── Data lines ──

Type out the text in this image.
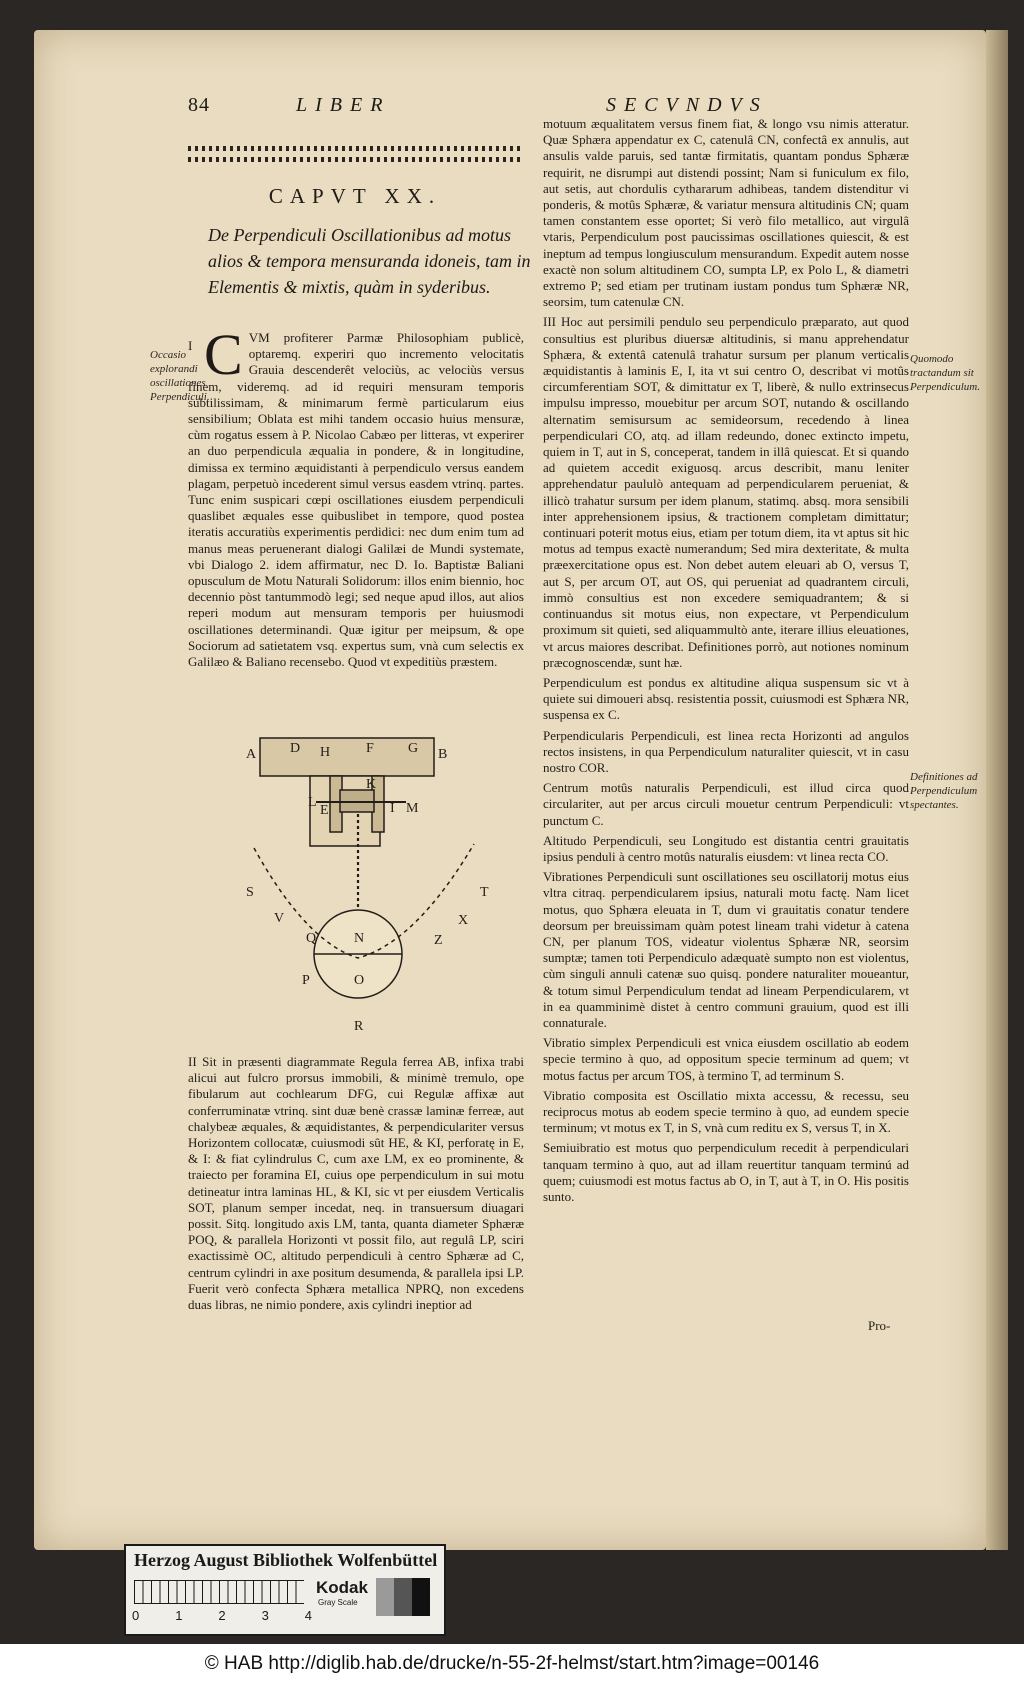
84	LIBER	SECVNDVS
CAPVT XX.
De Perpendiculi Oscillationibus ad motus alios & tempora mensuranda idoneis, tam in Elementis & mixtis, quàm in syderibus.
I CVM profiterer Parmæ Philosophiam publicè, optaremq. experiri quo incremento velocitatis Grauia descenderêt velociùs, ac velociùs versus finem, videremq. ad id requiri mensuram temporis subtilissimam, & minimarum fermè particularum eius sensibilium; Oblata est mihi tandem occasio huius mensuræ, cùm rogatus essem à P. Nicolao Cabæo per litteras, vt experirer an duo perpendicula æqualia in pondere, & in longitudine, dimissa ex termino æquidistanti à perpendiculo versus eandem plagam, perpetuò incederent simul versus easdem vtrinq. partes. Tunc enim suspicari cœpi oscillationes eiusdem perpendiculi quaslibet æquales esse quibuslibet in tempore, quod postea iteratis accuratiùs experimentis perdidici: nec dum enim tum ad manus meas peruenerant dialogi Galilæi de Mundi systemate, vbi Dialogo 2. idem affirmatur, nec D. Io. Baptistæ Baliani opusculum de Motu Naturali Solidorum: illos enim biennio, hoc decennio pòst tantummodò legi; sed neque apud illos, aut alios reperi modum aut mensuram temporis per huiusmodi oscillationes determinandi. Quæ igitur per meipsum, & ope Sociorum ad satietatem vsq. expertus sum, vnà cum selectis ex Galilæo & Baliano recensebo. Quod vt expeditiùs præstem.

Occasio explorandi oscillationes Perpendiculi.
Quomodo tractandum sit Perpendiculum.
Definitiones ad Perpendiculum spectantes.
A D H	F G B
K
L
E	I M
S	T
V	X
Q	Z
N
P	O
R

II Sit in præsenti diagrammate Regula ferrea AB, infixa trabi alicui aut fulcro prorsus immobili, & minimè tremulo, ope fibularum aut cochlearum DFG, cui Regulæ affixæ aut conferruminatæ vtrinq. sint duæ benè crassæ laminæ ferreæ, aut chalybeæ æquales, & æquidistantes, & perpendiculariter versus Horizontem collocatæ, cuiusmodi sût HE, & KI, perforatę in E, & I: & fiat cylindrulus C, cum axe LM, ex eo prominente, & traiecto per foramina EI, cuius ope perpendiculum in sui motu detineatur intra laminas HL, & KI, sic vt per eiusdem Verticalis SOT, planum semper incedat, neq. in transuersum diuagari possit. Sitq. longitudo axis LM, tanta, quanta diameter Sphæræ POQ, & parallela Horizonti vt possit filo, aut regulâ LP, sciri exactissimè OC, altitudo perpendiculi à centro Sphæræ ad C, centrum cylindri in axe positum desumenda, & parallela ipsi LP. Fuerit verò confecta Sphæra metallica NPRQ, non excedens duas libras, ne nimio pondere, axis cylindri ineptior ad

motuum æqualitatem versus finem fiat, & longo vsu nimis atteratur. Quæ Sphæra appendatur ex C, catenulâ CN, confectâ ex annulis, aut ansulis valde paruis, sed tantæ firmitatis, quantam pondus Sphæræ requirit, ne disrumpi aut distendi possint; Nam si funiculum ex filo, aut setis, aut chordulis cythararum adhibeas, tandem distenditur vi ponderis, & motûs Sphæræ, & variatur mensura altitudinis CN; quam tamen constantem esse oportet; Si verò filo metallico, aut virgulâ vtaris, Perpendiculum post paucissimas oscillationes quiescit, & est ineptum ad tempus longiusculum mensurandum. Expedit autem nosse exactè non solum altitudinem CO, sumpta LP, ex Polo L, & diametri extremo P; sed etiam per trutinam iustam pondus tum Sphæræ NR, seorsim, tum catenulæ CN.

III Hoc aut persimili pendulo seu perpendiculo præparato, aut quod consultius est pluribus diuersæ altitudinis, si manu apprehendatur Sphæra, & extentâ catenulâ trahatur sursum per planum verticalis æquidistantis à laminis E, I, ita vt sui centro O, describat vi motûs circumferentiam SOT, & dimittatur ex T, liberè, & nullo extrinsecus impulsu impresso, mouebitur per arcum SOT, nutando & oscillando alternatim semisursum ac semideorsum, recedendo à linea perpendiculari CO, atq. ad illam redeundo, donec extincto impetu, quiem in T, aut in S, conceperat, tandem in illâ quiescat. Et si quando ad quietem accedit exiguosq. arcus describit, manu leniter apprehendatur paululò antequam ad perpendicularem perueniat, & illicò trahatur sursum per idem planum, statimq. absq. mora sensibili inter apprehensionem ipsius, & tractionem completam dimittatur; continuari poterit motus eius, etiam per totum diem, ita vt aptus sit hic motus ad tempus exactè numerandum; Sed mira dexteritate, & multa præexercitatione opus est. Non debet autem eleuari ab O, versus T, aut S, per arcum OT, aut OS, qui perueniat ad quadrantem circuli, immò consultius est non excedere semiquadrantem; & si continuandus sit motus eius, non expectare, vt Perpendiculum proximum sit quieti, sed aliquammultò ante, iterare illius eleuationes, vt arcus maiores describat. Definitiones porrò, aut notiones nominum præcognoscendæ, sunt hæ.

Perpendiculum est pondus ex altitudine aliqua suspensum sic vt à quiete sui dimoueri absq. resistentia possit, cuiusmodi est Sphæra NR, suspensa ex C.

Perpendicularis Perpendiculi, est linea recta Horizonti ad angulos rectos insistens, in qua Perpendiculum naturaliter quiescit, vt in casu nostro COR.

Centrum motûs naturalis Perpendiculi, est illud circa quod circulariter, aut per arcus circuli mouetur centrum Perpendiculi: vt punctum C.

Altitudo Perpendiculi, seu Longitudo est distantia centri grauitatis ipsius penduli à centro motûs naturalis eiusdem: vt linea recta CO.

Vibrationes Perpendiculi sunt oscillationes seu oscillatorij motus eius vltra citraq. perpendicularem ipsius, naturali motu factę. Nam licet motus, quo Sphæra eleuata in T, dum vi grauitatis conatur tendere deorsum per breuissimam quàm potest lineam trahi videtur à catena CN, per planum TOS, videatur violentus Sphæræ NR, seorsim sumptæ; tamen toti Perpendiculo adæquatè sumpto non est violentus, cùm singuli annuli catenæ suo quisq. pondere naturaliter moueantur, & totum simul Perpendiculum tendat ad lineam Perpendicularem, vt in ea quamminimè distet à centro communi grauium, quod est illi connaturale.

Vibratio simplex Perpendiculi est vnica eiusdem oscillatio ab eodem specie termino à quo, ad oppositum specie terminum ad quem; vt motus factus per arcum TOS, à termino T, ad terminum S.

Vibratio composita est Oscillatio mixta accessu, & recessu, seu reciprocus motus ab eodem specie termino à quo, ad eundem specie terminum; vt motus ex T, in S, vnà cum reditu ex S, versus T, in X.

Semiuibratio est motus quo perpendiculum recedit à perpendiculari tanquam termino à quo, aut ad illam reuertitur tanquam terminú ad quem; cuiusmodi est motus factus ab O, in T, aut à T, in O. His positis sunto.

Pro-
Herzog August Bibliothek Wolfenbüttel
0	1	2	3	4
Kodak
Gray Scale
© HAB http://diglib.hab.de/drucke/n-55-2f-helmst/start.htm?image=00146
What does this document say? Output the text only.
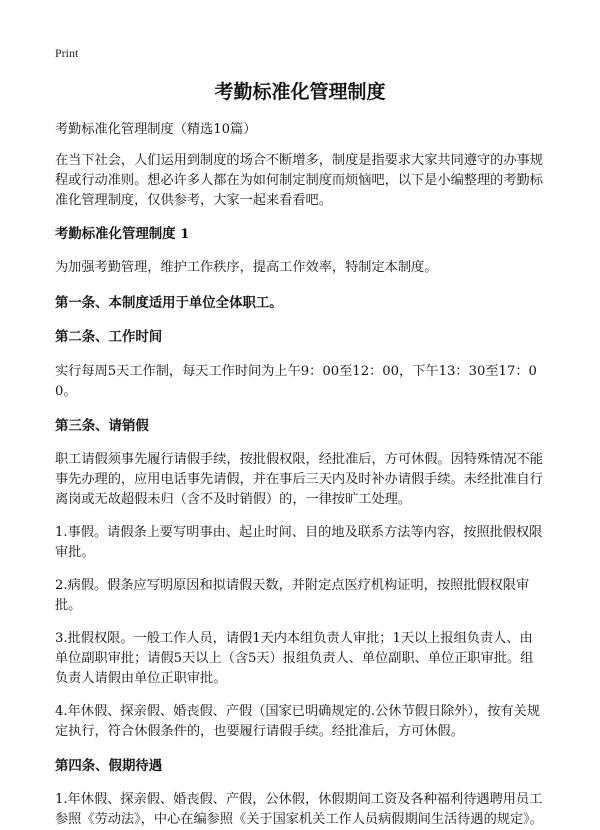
Print
考勤标准化管理制度

考勤标准化管理制度（精选10篇）

在当下社会，人们运用到制度的场合不断增多，制度是指要求大家共同遵守的办事规程或行动准则。想必许多人都在为如何制定制度而烦恼吧，以下是小编整理的考勤标准化管理制度，仅供参考，大家一起来看看吧。

考勤标准化管理制度 1

为加强考勤管理，维护工作秩序，提高工作效率，特制定本制度。

第一条、本制度适用于单位全体职工。

第二条、工作时间

实行每周5天工作制，每天工作时间为上午9：00至12：00，下午13：30至17：00。

第三条、请销假

职工请假须事先履行请假手续，按批假权限，经批准后，方可休假。因特殊情况不能事先办理的，应用电话事先请假，并在事后三天内及时补办请假手续。未经批准自行离岗或无故超假未归（含不及时销假）的，一律按旷工处理。

1.事假。请假条上要写明事由、起止时间、目的地及联系方法等内容，按照批假权限审批。

2.病假。假条应写明原因和拟请假天数，并附定点医疗机构证明，按照批假权限审批。

3.批假权限。一般工作人员，请假1天内本组负责人审批；1天以上报组负责人、由单位副职审批；请假5天以上（含5天）报组负责人、单位副职、单位正职审批。组负责人请假由单位正职审批。

4.年休假、探亲假、婚丧假、产假（国家已明确规定的.公休节假日除外），按有关规定执行，符合休假条件的，也要履行请假手续。经批准后，方可休假。

第四条、假期待遇

1.年休假、探亲假、婚丧假、产假，公休假，休假期间工资及各种福利待遇聘用员工参照《劳动法》，中心在编参照《关于国家机关工作人员病假期间生活待遇的规定》。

───

→ **Task prompt**
Each line from the one containing "What does this" through the last line of the listing is to be given again exactly, with no pictures and no other lines.

→ **Written response**
What does this document say? Output the text only.
Print
考勤标准化管理制度

考勤标准化管理制度（精选10篇）

在当下社会，人们运用到制度的场合不断增多，制度是指要求大家共同遵守的办事规程或行动准则。想必许多人都在为如何制定制度而烦恼吧，以下是小编整理的考勤标准化管理制度，仅供参考，大家一起来看看吧。

考勤标准化管理制度 1

为加强考勤管理，维护工作秩序，提高工作效率，特制定本制度。

第一条、本制度适用于单位全体职工。

第二条、工作时间

实行每周5天工作制，每天工作时间为上午9：00至12：00，下午13：30至17：00。

第三条、请销假

职工请假须事先履行请假手续，按批假权限，经批准后，方可休假。因特殊情况不能事先办理的，应用电话事先请假，并在事后三天内及时补办请假手续。未经批准自行离岗或无故超假未归（含不及时销假）的，一律按旷工处理。

1.事假。请假条上要写明事由、起止时间、目的地及联系方法等内容，按照批假权限审批。

2.病假。假条应写明原因和拟请假天数，并附定点医疗机构证明，按照批假权限审批。

3.批假权限。一般工作人员，请假1天内本组负责人审批；1天以上报组负责人、由单位副职审批；请假5天以上（含5天）报组负责人、单位副职、单位正职审批。组负责人请假由单位正职审批。

4.年休假、探亲假、婚丧假、产假（国家已明确规定的.公休节假日除外），按有关规定执行，符合休假条件的，也要履行请假手续。经批准后，方可休假。

第四条、假期待遇

1.年休假、探亲假、婚丧假、产假，公休假，休假期间工资及各种福利待遇聘用员工参照《劳动法》，中心在编参照《关于国家机关工作人员病假期间生活待遇的规定》。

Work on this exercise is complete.